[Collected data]
— START —

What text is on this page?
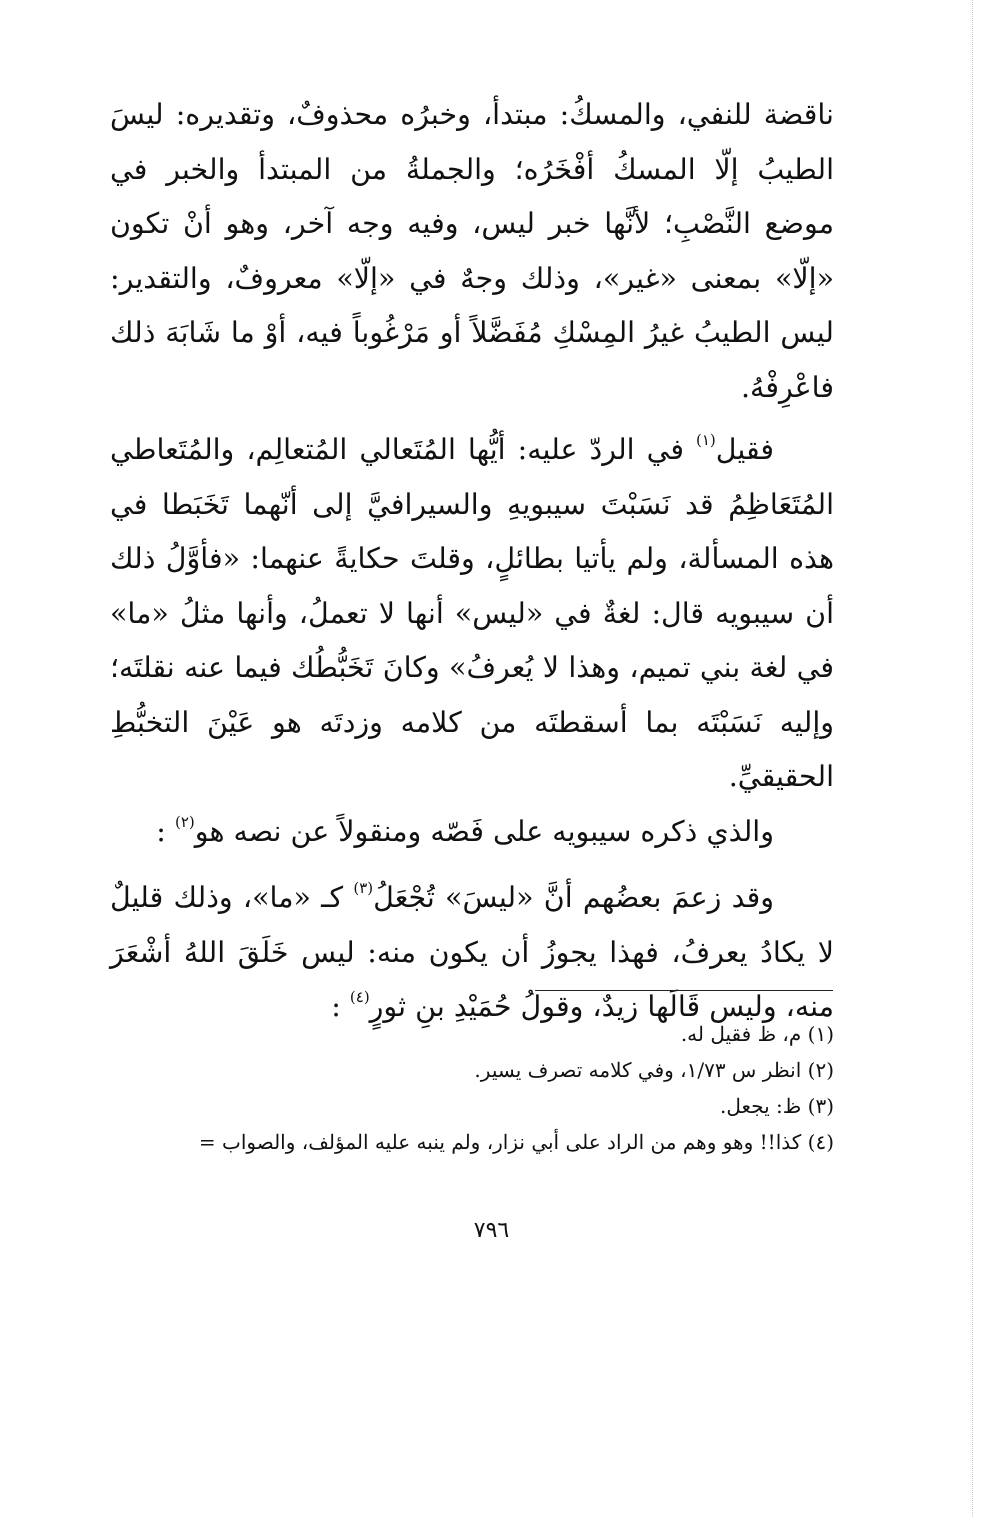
ناقضة للنفي، والمسكُ: مبتدأ، وخبرُه محذوفٌ، وتقديره: ليسَ الطيبُ إلّا المسكُ أفْخَرُه؛ والجملةُ من المبتدأ والخبر في موضع النَّصْبِ؛ لأنَّها خبر ليس، وفيه وجه آخر، وهو أنْ تكون «إلّا» بمعنى «غير»، وذلك وجهٌ في «إلّا» معروفٌ، والتقدير: ليس الطيبُ غيرُ المِسْكِ مُفَضَّلاً أو مَرْغُوباً فيه، أوْ ما شَابَهَ ذلك فاعْرِفْهُ.

فقيل$^{(١)}$ في الردّ عليه: أيُّها المُتَعالي المُتعالِم، والمُتَعاطي المُتَعَاظِمُ قد نَسَبْتَ سيبويهِ والسيرافيَّ إلى أنّهما تَخَبَطا في هذه المسألة، ولم يأتيا بطائلٍ، وقلتَ حكايةً عنهما: «فأوَّلُ ذلك أن سيبويه قال: لغةٌ في «ليس» أنها لا تعملُ، وأنها مثلُ «ما» في لغة بني تميم، وهذا لا يُعرفُ» وكانَ تَخَبُّطُك فيما عنه نقلتَه؛ وإليه نَسَبْتَه بما أسقطتَه من كلامه وزدتَه هو عَيْنَ التخبُّطِ الحقيقيِّ.

والذي ذكره سيبويه على فَصّه ومنقولاً عن نصه هو$^{(٢)}$ :

وقد زعمَ بعضُهم أنَّ «ليسَ» تُجْعَلُ$^{(٣)}$ كـ «ما»، وذلك قليلٌ لا يكادُ يعرفُ، فهذا يجوزُ أن يكون منه: ليس خَلَقَ اللهُ أشْعَرَ منه، وليس قَالَها زيدٌ، وقولُ حُمَيْدِ بنِ ثورٍ$^{(٤)}$ :

(١) م، ظ فقيل له.

(٢) انظر س ١/٧٣، وفي كلامه تصرف يسير.

(٣) ظ: يجعل.

(٤) كذا!! وهو وهم من الراد على أبي نزار، ولم ينبه عليه المؤلف، والصواب =

٧٩٦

— END —

Problem to work on:
Reproduce each entry precisely. Leave the pictures out.

Solution to this problem:
What text is on this page?
ناقضة للنفي، والمسكُ: مبتدأ، وخبرُه محذوفٌ، وتقديره: ليسَ الطيبُ إلّا المسكُ أفْخَرُه؛ والجملةُ من المبتدأ والخبر في موضع النَّصْبِ؛ لأنَّها خبر ليس، وفيه وجه آخر، وهو أنْ تكون «إلّا» بمعنى «غير»، وذلك وجهٌ في «إلّا» معروفٌ، والتقدير: ليس الطيبُ غيرُ المِسْكِ مُفَضَّلاً أو مَرْغُوباً فيه، أوْ ما شَابَهَ ذلك فاعْرِفْهُ.

فقيل$^{(١)}$ في الردّ عليه: أيُّها المُتَعالي المُتعالِم، والمُتَعاطي المُتَعَاظِمُ قد نَسَبْتَ سيبويهِ والسيرافيَّ إلى أنّهما تَخَبَطا في هذه المسألة، ولم يأتيا بطائلٍ، وقلتَ حكايةً عنهما: «فأوَّلُ ذلك أن سيبويه قال: لغةٌ في «ليس» أنها لا تعملُ، وأنها مثلُ «ما» في لغة بني تميم، وهذا لا يُعرفُ» وكانَ تَخَبُّطُك فيما عنه نقلتَه؛ وإليه نَسَبْتَه بما أسقطتَه من كلامه وزدتَه هو عَيْنَ التخبُّطِ الحقيقيِّ.

والذي ذكره سيبويه على فَصّه ومنقولاً عن نصه هو$^{(٢)}$ :

وقد زعمَ بعضُهم أنَّ «ليسَ» تُجْعَلُ$^{(٣)}$ كـ «ما»، وذلك قليلٌ لا يكادُ يعرفُ، فهذا يجوزُ أن يكون منه: ليس خَلَقَ اللهُ أشْعَرَ منه، وليس قَالَها زيدٌ، وقولُ حُمَيْدِ بنِ ثورٍ$^{(٤)}$ :

(١) م، ظ فقيل له.

(٢) انظر س ١/٧٣، وفي كلامه تصرف يسير.

(٣) ظ: يجعل.

(٤) كذا!! وهو وهم من الراد على أبي نزار، ولم ينبه عليه المؤلف، والصواب =

٧٩٦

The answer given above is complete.